INPUT DATA>
════════════════

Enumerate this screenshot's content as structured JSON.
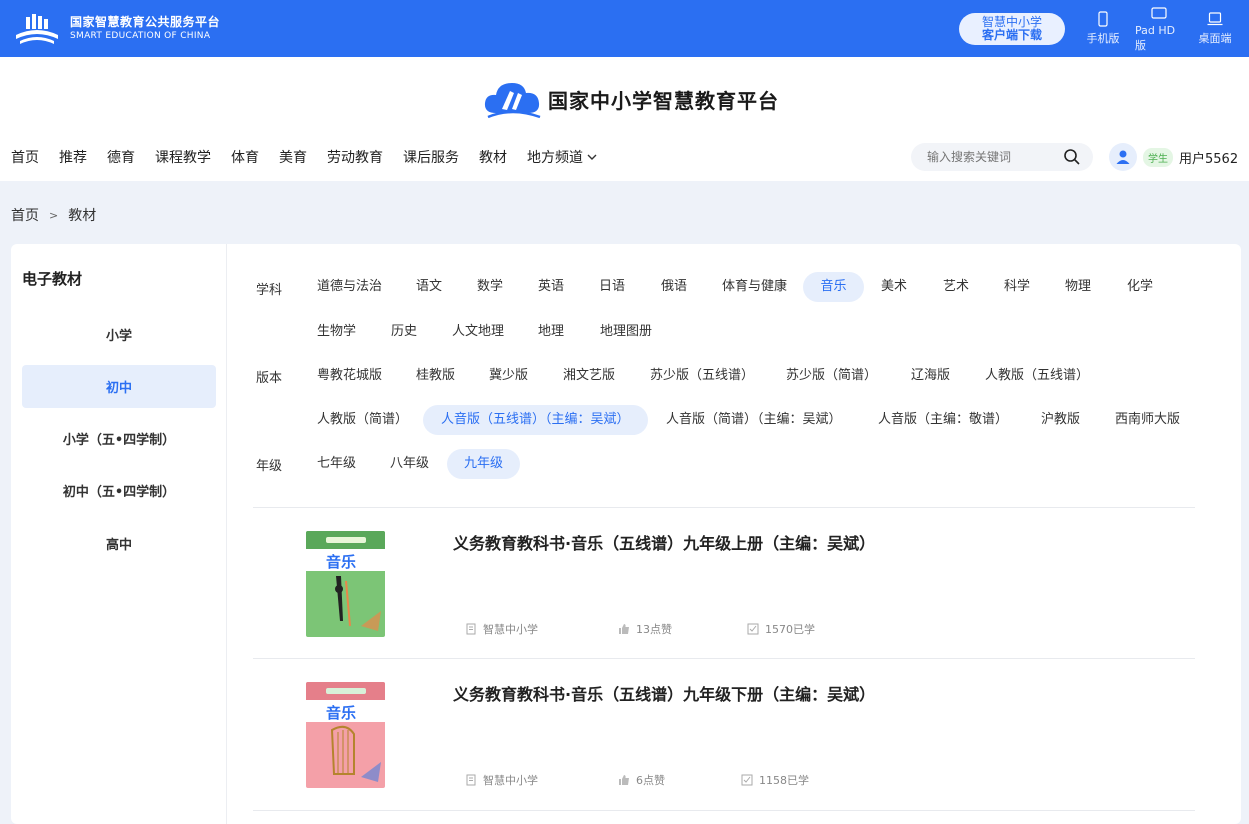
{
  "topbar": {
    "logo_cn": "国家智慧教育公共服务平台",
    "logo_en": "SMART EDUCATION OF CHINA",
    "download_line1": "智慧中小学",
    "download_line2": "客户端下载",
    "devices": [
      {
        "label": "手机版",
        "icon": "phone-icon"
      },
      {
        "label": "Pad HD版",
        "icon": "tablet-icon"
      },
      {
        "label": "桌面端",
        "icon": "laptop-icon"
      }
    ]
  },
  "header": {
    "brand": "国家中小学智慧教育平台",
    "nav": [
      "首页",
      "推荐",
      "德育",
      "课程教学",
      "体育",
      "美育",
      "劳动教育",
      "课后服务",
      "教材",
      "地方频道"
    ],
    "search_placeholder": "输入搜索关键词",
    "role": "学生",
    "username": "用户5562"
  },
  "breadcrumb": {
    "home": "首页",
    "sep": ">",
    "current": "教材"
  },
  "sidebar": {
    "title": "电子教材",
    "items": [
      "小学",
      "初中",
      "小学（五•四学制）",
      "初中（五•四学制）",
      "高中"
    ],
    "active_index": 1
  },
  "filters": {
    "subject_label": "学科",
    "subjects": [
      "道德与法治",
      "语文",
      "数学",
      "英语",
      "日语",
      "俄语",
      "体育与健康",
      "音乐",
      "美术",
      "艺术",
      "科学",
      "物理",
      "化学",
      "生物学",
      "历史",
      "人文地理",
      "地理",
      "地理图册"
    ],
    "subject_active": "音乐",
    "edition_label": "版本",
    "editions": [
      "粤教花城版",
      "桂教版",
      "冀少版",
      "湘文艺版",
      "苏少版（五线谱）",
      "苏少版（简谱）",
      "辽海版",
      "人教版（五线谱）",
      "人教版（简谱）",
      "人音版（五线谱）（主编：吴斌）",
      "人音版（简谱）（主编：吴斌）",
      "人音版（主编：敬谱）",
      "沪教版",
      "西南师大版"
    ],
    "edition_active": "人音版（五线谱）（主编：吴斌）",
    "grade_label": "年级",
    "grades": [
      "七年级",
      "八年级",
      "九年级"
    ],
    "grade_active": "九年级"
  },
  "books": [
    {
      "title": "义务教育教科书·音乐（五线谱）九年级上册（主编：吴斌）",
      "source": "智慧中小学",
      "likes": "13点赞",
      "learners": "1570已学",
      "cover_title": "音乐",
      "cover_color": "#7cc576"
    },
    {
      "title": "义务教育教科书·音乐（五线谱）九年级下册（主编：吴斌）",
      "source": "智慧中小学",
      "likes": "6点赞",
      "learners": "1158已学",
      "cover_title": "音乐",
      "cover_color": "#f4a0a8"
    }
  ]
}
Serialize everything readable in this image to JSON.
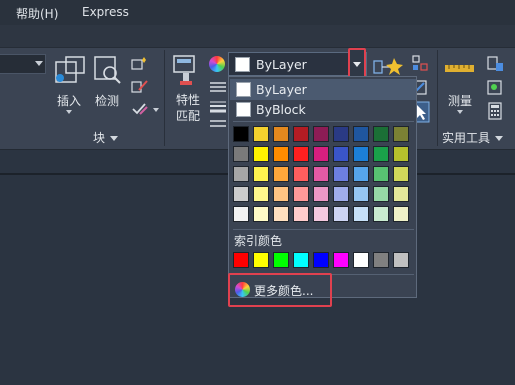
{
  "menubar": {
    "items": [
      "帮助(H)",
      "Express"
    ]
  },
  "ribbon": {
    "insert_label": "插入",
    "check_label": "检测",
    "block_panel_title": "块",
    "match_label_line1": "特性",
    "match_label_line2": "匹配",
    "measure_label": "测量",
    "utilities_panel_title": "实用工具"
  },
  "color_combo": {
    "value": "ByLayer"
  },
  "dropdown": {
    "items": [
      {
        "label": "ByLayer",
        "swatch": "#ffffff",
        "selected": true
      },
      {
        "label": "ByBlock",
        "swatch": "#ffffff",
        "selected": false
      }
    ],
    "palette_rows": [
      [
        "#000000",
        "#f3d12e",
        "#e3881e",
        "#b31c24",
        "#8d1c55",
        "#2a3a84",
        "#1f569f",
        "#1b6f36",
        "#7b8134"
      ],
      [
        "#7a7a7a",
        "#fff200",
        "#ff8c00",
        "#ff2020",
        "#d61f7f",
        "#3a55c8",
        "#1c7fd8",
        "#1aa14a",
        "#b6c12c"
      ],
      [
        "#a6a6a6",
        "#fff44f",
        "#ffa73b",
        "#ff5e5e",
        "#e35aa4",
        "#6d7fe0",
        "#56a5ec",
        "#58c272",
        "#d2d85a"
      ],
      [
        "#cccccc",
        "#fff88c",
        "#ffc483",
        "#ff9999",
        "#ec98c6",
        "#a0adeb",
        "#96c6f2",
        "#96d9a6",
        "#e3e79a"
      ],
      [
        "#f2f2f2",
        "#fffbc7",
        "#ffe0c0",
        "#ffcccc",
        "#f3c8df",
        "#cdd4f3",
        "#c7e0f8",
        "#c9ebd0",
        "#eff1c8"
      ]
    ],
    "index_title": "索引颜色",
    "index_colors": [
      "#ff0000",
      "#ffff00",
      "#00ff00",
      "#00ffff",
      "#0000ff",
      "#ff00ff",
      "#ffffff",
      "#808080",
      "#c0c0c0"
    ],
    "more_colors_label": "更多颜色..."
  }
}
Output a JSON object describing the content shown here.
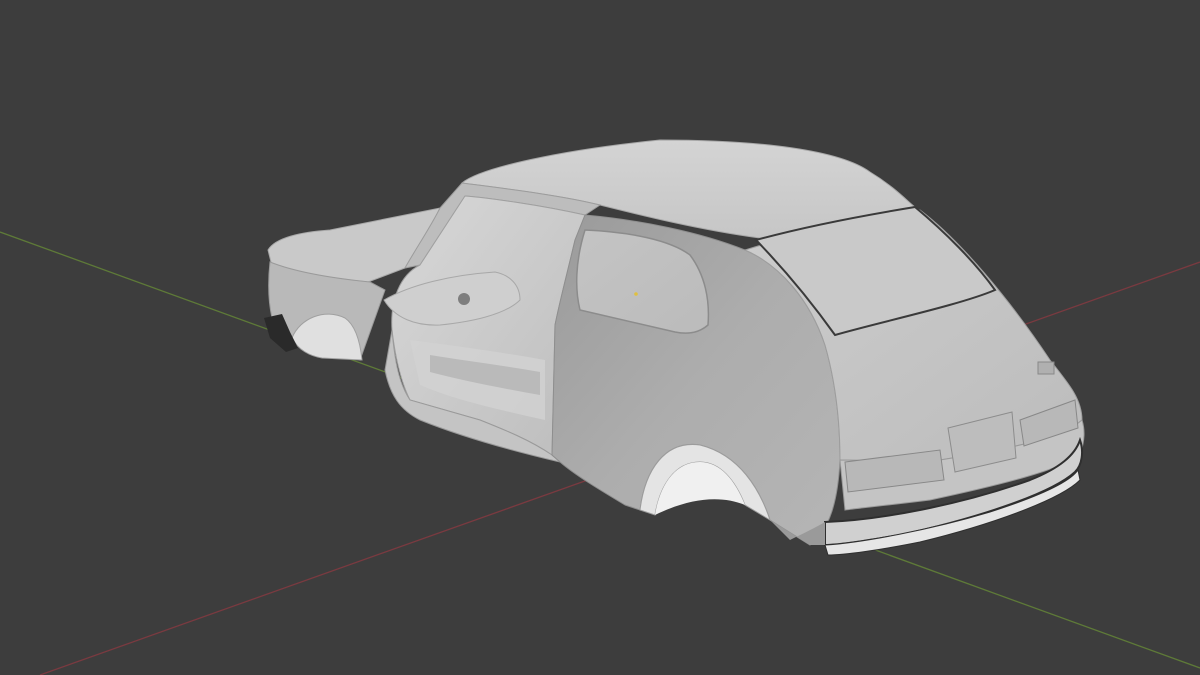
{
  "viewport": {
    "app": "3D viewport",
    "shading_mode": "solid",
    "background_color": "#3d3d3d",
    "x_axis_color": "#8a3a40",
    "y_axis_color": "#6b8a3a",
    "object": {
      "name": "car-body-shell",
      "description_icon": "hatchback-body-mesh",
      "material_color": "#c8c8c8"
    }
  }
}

════════════════

GIVEN REQUEST> Beginning at the line that contains "Output a JSON", copy each remaining line of the records exactly, through the final one. Omit the pictures.

TASK RESPONSE>
Output a JSON object describing the content shown here.
{
  "viewport": {
    "app": "3D viewport",
    "shading_mode": "solid",
    "background_color": "#3d3d3d",
    "x_axis_color": "#8a3a40",
    "y_axis_color": "#6b8a3a",
    "object": {
      "name": "car-body-shell",
      "description_icon": "hatchback-body-mesh",
      "material_color": "#c8c8c8"
    }
  }
}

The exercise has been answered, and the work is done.